So far, institutional adoption has largely involved hedge funds, asset management companies, and treasury companies getting exposure to leading cryptos like Bitcoin (BTC) and Ethereum (ETH).
However, lately this has changed. For instance, recently in crypto news, three of Japan’s biggest banks announced joint plans to launch a Yen-pegged stablecoin, according to Nikkei Asia.
Last month, Society for Worldwide Interbank Financial Telecommunications (SWIFT) announced the addition of “a shared blockchain-based ledger to its technological infrastructure.”
Why would institutions want to build their own L1 chains when there are existing legacy L1 chains such as Bitcoin, Ethereum, and Solana, to name a few?
Crypto analyst a16z describes the benefits of L1 chains succinctly in an article, stating,
“An L1 is the heaviest lift, most complicated to build, and benefits the least from the network effects of any partnership. However, an L1 also would give a fintech company the greatest control over the scalability, privacy, and user experience.”
Financial institutions and banks are looking for systems that can be smoothly integrated into their systems, not the other way round. This is why such institutions want to build custom L1 chains.
Speaking about the significant role of Cosmos, Mareneck mentioned that it is the most used stack for building L1 blockchains. He also stated that the focus remains on onboarding newer institutions into crypto.
Further, he delved into the why companies may prefer to build new Layer1 blockchains,
“… because the existing infrastructure solutions don’t really serve as viable paths to build real integrations into existing companies. So we anticipate that the majority of the things coming out of Cosmos are going to be Fortune 500 companies, major financial institutions adopting the stack to sort of come on chain and start integrating their existing businesses.”
Stablecoins, Tokenization Offer Real-World Use Cases to Banks
While the Fortune 500 companies offer a multitude of opportunities at scale through financial institutions, there is also another area, though largely untapped, that is now being explored. According to Mareneck,
“…we are looking at banks. We’ve talked to a number of different banks here in the US, and we’ve actually started sort of expanding that search to Japan, Korea, and Europe…also in Latin America.”
Institutions are increasingly adopting crypto for more than just investment purposes. Community Banks in the US are a case in point.
At the Community Bankers conference held on October 9th, 2025, Jeff Sinnott, the CEO of Vantage Bank, encouraged community bankers to consider blockchain-based systems for their core workflow.

PROBLEM TO WORK ON: Please reproduce the passage on institutional crypto adoption word for word, from "Why would institutions" up to and including "custom L1 chains.".

PROVIDED DATA:
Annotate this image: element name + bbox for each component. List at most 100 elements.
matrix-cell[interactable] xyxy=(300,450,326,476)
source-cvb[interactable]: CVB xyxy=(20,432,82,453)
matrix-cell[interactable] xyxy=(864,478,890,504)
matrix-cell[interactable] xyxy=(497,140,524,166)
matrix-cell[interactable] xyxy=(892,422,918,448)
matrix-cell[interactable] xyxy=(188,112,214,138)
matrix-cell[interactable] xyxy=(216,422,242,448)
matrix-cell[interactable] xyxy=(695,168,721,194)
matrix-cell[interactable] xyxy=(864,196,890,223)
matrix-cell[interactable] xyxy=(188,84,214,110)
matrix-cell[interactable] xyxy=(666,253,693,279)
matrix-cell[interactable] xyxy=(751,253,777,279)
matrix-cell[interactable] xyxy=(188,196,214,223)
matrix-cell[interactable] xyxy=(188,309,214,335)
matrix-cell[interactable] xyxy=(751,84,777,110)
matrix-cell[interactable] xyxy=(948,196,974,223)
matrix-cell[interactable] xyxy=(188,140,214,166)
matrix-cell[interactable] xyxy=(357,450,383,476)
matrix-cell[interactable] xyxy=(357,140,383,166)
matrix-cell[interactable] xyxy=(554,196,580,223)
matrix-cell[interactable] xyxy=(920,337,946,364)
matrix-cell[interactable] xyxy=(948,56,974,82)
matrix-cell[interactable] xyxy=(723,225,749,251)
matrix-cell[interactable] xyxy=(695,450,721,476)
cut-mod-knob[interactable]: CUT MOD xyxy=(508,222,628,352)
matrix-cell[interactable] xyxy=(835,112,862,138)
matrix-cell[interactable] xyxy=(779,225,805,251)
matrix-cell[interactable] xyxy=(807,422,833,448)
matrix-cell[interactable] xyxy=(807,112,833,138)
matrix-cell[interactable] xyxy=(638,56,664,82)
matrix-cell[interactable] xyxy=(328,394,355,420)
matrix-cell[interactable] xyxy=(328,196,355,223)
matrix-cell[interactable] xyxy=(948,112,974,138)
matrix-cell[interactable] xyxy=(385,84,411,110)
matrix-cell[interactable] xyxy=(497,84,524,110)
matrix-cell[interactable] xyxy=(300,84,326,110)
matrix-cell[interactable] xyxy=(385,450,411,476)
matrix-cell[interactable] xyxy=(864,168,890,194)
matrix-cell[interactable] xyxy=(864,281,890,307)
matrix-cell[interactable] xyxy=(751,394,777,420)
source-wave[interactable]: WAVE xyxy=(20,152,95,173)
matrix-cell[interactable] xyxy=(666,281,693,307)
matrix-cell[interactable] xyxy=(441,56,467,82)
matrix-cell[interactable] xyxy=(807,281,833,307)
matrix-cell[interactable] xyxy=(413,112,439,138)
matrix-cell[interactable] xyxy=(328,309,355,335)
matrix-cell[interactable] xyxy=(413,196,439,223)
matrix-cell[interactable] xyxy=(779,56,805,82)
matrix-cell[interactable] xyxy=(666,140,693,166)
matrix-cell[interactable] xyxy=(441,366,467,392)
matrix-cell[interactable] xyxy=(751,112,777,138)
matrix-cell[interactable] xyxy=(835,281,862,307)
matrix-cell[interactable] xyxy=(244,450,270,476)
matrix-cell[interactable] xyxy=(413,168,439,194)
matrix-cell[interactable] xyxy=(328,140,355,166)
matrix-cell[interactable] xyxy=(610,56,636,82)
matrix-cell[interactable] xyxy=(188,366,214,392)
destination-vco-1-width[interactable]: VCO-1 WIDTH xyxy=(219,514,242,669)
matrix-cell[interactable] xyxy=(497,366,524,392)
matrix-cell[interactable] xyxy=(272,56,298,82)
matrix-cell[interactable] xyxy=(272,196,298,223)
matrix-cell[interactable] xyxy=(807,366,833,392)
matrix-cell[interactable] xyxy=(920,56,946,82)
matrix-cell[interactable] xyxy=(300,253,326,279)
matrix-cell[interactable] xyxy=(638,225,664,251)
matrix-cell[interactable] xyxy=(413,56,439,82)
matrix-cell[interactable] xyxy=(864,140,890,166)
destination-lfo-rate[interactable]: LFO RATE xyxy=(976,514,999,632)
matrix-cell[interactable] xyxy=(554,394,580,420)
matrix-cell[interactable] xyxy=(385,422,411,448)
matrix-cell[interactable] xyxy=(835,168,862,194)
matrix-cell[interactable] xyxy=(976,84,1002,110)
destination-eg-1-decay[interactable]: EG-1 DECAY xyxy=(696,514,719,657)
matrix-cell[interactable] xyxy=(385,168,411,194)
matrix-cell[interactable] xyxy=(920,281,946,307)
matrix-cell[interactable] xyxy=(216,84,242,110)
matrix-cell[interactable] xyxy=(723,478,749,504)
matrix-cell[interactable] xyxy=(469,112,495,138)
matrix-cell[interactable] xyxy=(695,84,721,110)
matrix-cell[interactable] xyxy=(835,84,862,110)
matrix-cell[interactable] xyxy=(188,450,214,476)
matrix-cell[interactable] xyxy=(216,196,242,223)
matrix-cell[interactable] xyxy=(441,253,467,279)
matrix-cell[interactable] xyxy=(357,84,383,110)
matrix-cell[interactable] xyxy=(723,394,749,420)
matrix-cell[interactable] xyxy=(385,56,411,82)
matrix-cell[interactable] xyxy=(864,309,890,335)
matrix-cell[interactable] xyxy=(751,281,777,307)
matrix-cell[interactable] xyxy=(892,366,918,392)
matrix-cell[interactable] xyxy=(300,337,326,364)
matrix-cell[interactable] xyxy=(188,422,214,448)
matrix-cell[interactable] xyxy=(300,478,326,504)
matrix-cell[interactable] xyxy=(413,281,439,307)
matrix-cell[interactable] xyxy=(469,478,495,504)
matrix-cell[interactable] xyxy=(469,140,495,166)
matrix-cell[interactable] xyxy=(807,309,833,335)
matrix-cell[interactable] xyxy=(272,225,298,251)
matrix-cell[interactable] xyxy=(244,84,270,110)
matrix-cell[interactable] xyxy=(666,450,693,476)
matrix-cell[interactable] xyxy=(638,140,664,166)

OUTPUT:
Why would institutions want to build their own L1 chains when there are existing legacy L1 chains such as Bitcoin, Ethereum, and Solana, to name a few?
Crypto analyst a16z describes the benefits of L1 chains succinctly in an article, stating,
“An L1 is the heaviest lift, most complicated to build, and benefits the least from the network effects of any partnership. However, an L1 also would give a fintech company the greatest control over the scalability, privacy, and user experience.”
Financial institutions and banks are looking for systems that can be smoothly integrated into their systems, not the other way round. This is why such institutions want to build custom L1 chains.